(Source data)

===============

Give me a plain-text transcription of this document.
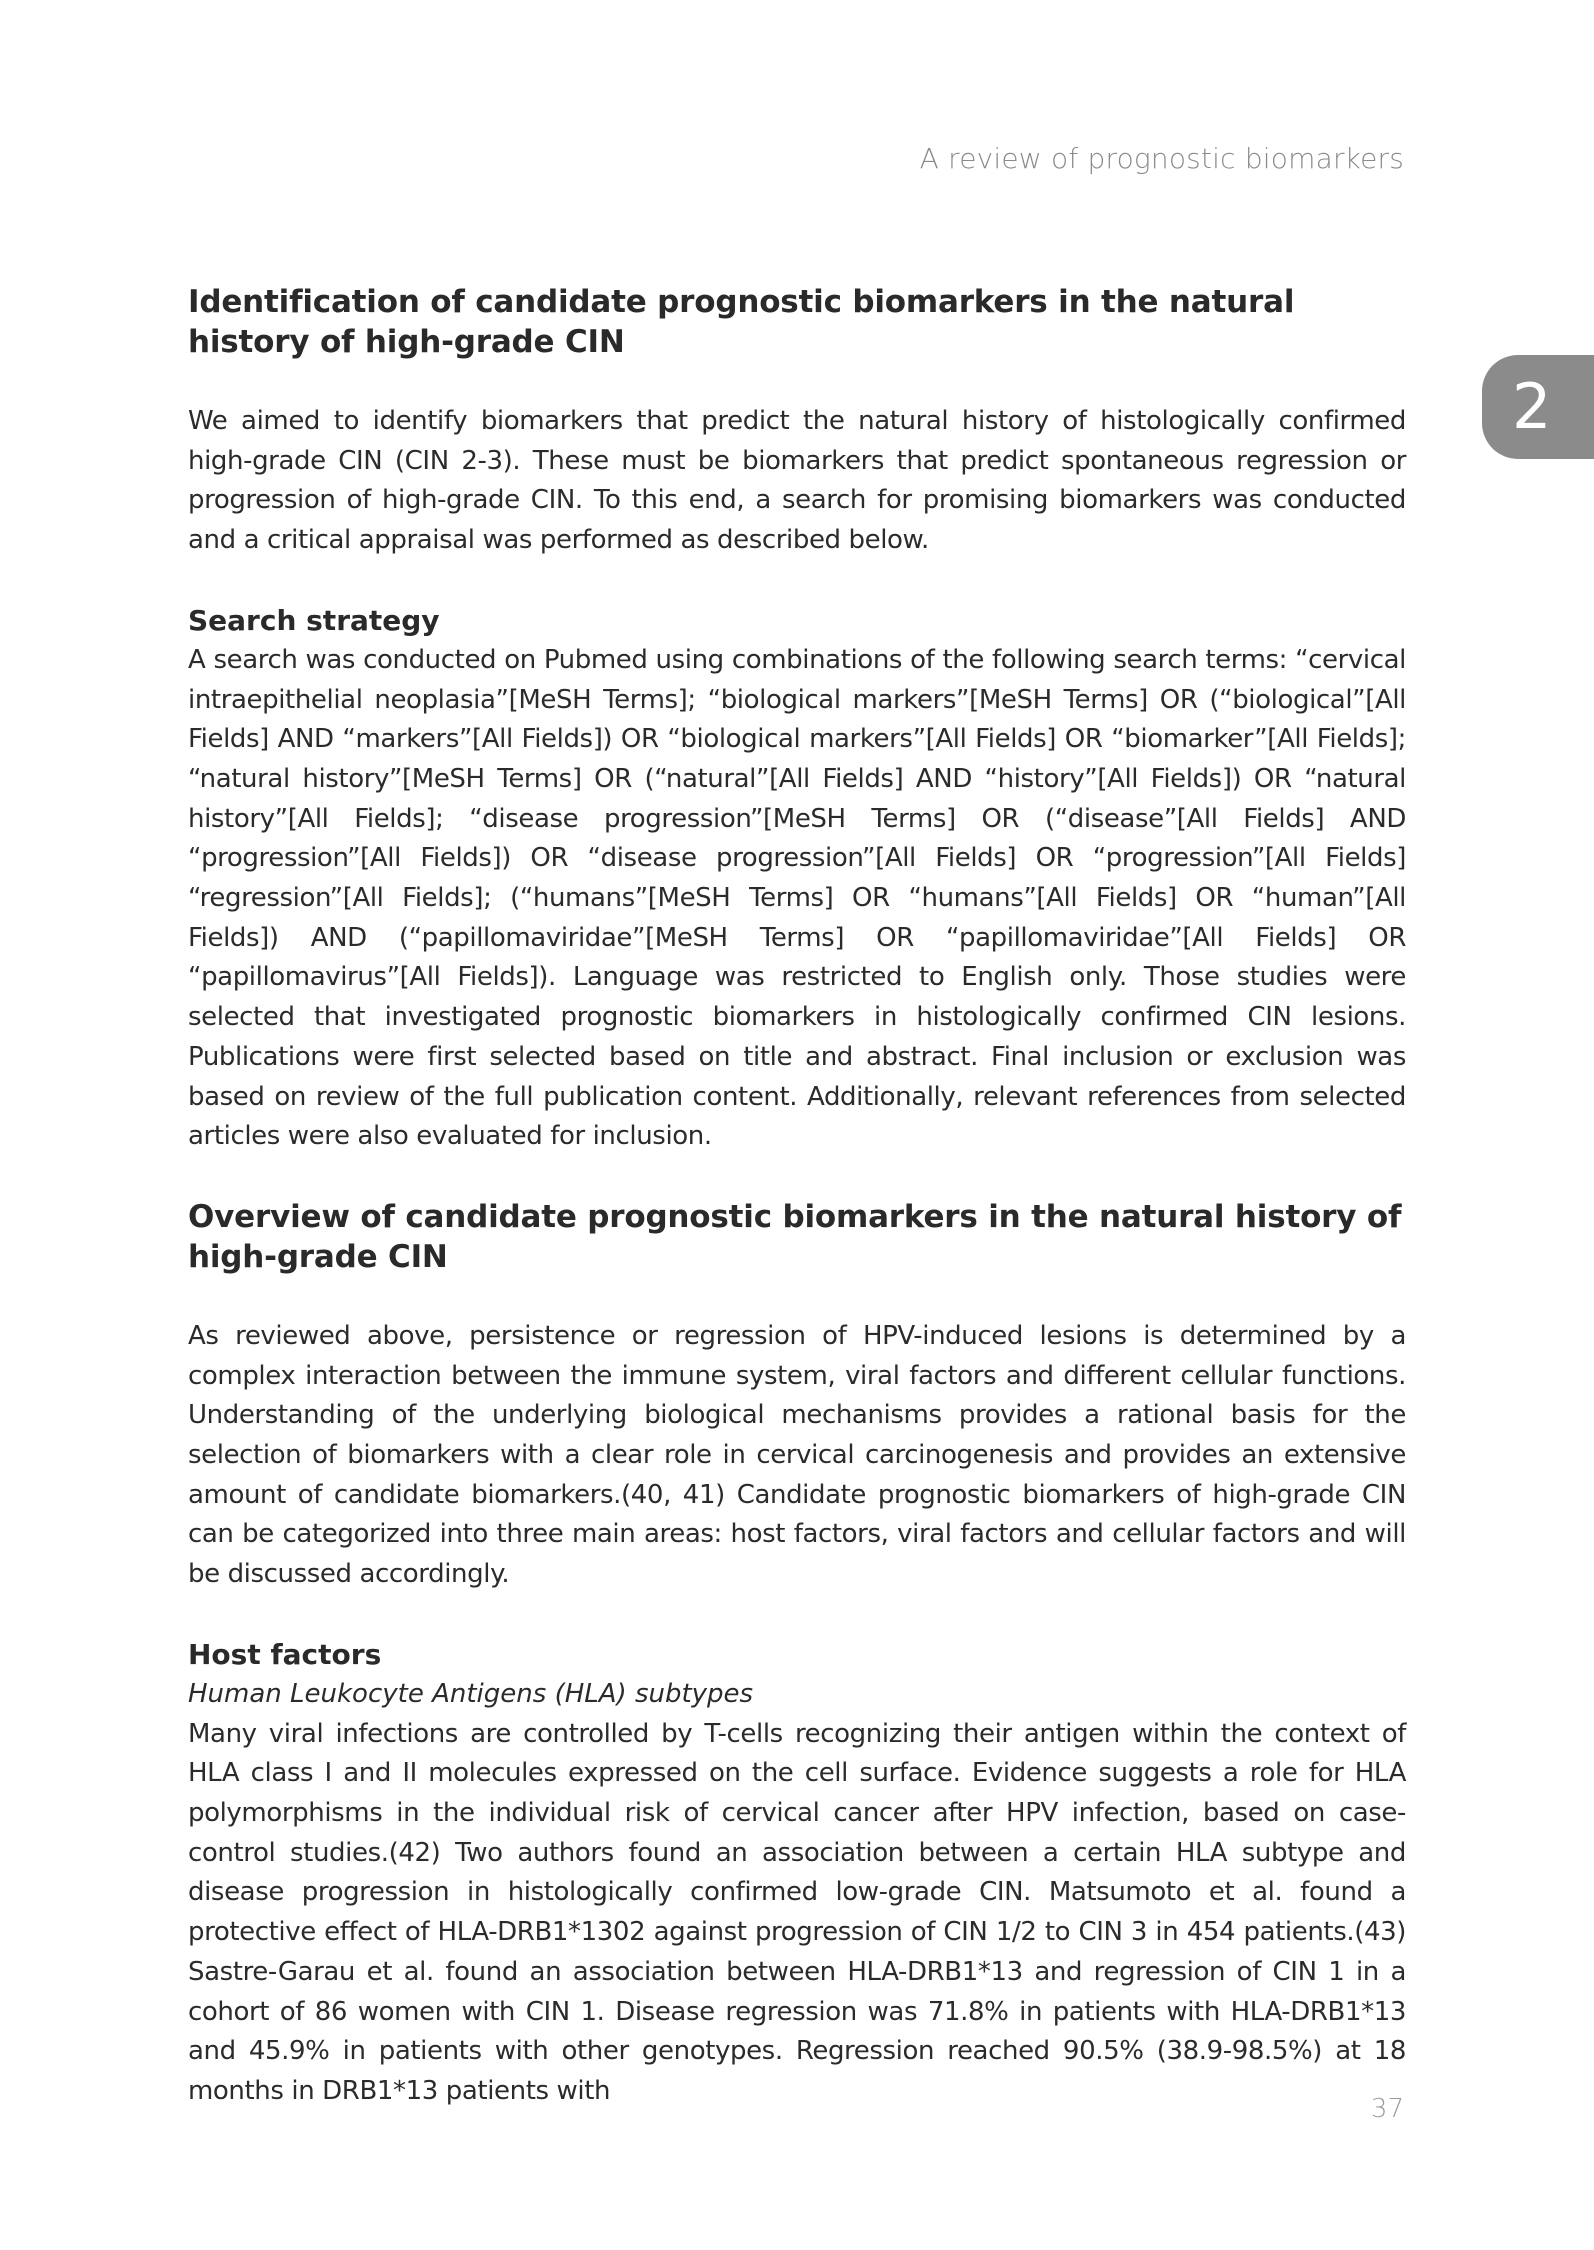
A review of prognostic biomarkers
2
Identification of candidate prognostic biomarkers in the natural history of high-grade CIN

We aimed to identify biomarkers that predict the natural history of histologically confirmed high-grade CIN (CIN 2-3). These must be biomarkers that predict spontaneous regression or progression of high-grade CIN. To this end, a search for promising biomarkers was conducted and a critical appraisal was performed as described below.

Search strategy

A search was conducted on Pubmed using combinations of the following search terms: “cervical intraepithelial neoplasia”[MeSH Terms]; “biological markers”[MeSH Terms] OR (“biological”[All Fields] AND “markers”[All Fields]) OR “biological markers”[All Fields] OR “biomarker”[All Fields]; “natural history”[MeSH Terms] OR (“natural”[All Fields] AND “history”[All Fields]) OR “natural history”[All Fields]; “disease progression”[MeSH Terms] OR (“disease”[All Fields] AND “progression”[All Fields]) OR “disease progression”[All Fields] OR “progression”[All Fields] “regression”[All Fields]; (“humans”[MeSH Terms] OR “humans”[All Fields] OR “human”[All Fields]) AND (“papillomaviridae”[MeSH Terms] OR “papillomaviridae”[All Fields] OR “papillomavirus”[All Fields]). Language was restricted to English only. Those studies were selected that investigated prognostic biomarkers in histologically confirmed CIN lesions. Publications were first selected based on title and abstract. Final inclusion or exclusion was based on review of the full publication content. Additionally, relevant references from selected articles were also evaluated for inclusion.

Overview of candidate prognostic biomarkers in the natural history of high-grade CIN

As reviewed above, persistence or regression of HPV-induced lesions is determined by a complex interaction between the immune system, viral factors and different cellular functions. Understanding of the underlying biological mechanisms provides a rational basis for the selection of biomarkers with a clear role in cervical carcinogenesis and provides an extensive amount of candidate biomarkers.(40, 41) Candidate prognostic biomarkers of high-grade CIN can be categorized into three main areas: host factors, viral factors and cellular factors and will be discussed accordingly.

Host factors
Human Leukocyte Antigens (HLA) subtypes

Many viral infections are controlled by T-cells recognizing their antigen within the context of HLA class I and II molecules expressed on the cell surface. Evidence suggests a role for HLA polymorphisms in the individual risk of cervical cancer after HPV infection, based on case-control studies.(42) Two authors found an association between a certain HLA subtype and disease progression in histologically confirmed low-grade CIN. Matsumoto et al. found a protective effect of HLA-DRB1*1302 against progression of CIN 1/2 to CIN 3 in 454 patients.(43) Sastre-Garau et al. found an association between HLA-DRB1*13 and regression of CIN 1 in a cohort of 86 women with CIN 1. Disease regression was 71.8% in patients with HLA-DRB1*13 and 45.9% in patients with other genotypes. Regression reached 90.5% (38.9-98.5%) at 18 months in DRB1*13 patients with

37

===============

Assignment: Show the lines of the records above that mention "factors".

Your response:
As reviewed above, persistence or regression of HPV-induced lesions is determined by a complex interaction between the immune system, viral factors and different cellular functions. Understanding of the underlying biological mechanisms provides a rational basis for the selection of biomarkers with a clear role in cervical carcinogenesis and provides an extensive amount of candidate biomarkers.(40, 41) Candidate prognostic biomarkers of high-grade CIN can be categorized into three main areas: host factors, viral factors and cellular factors and will be discussed accordingly.
Host factors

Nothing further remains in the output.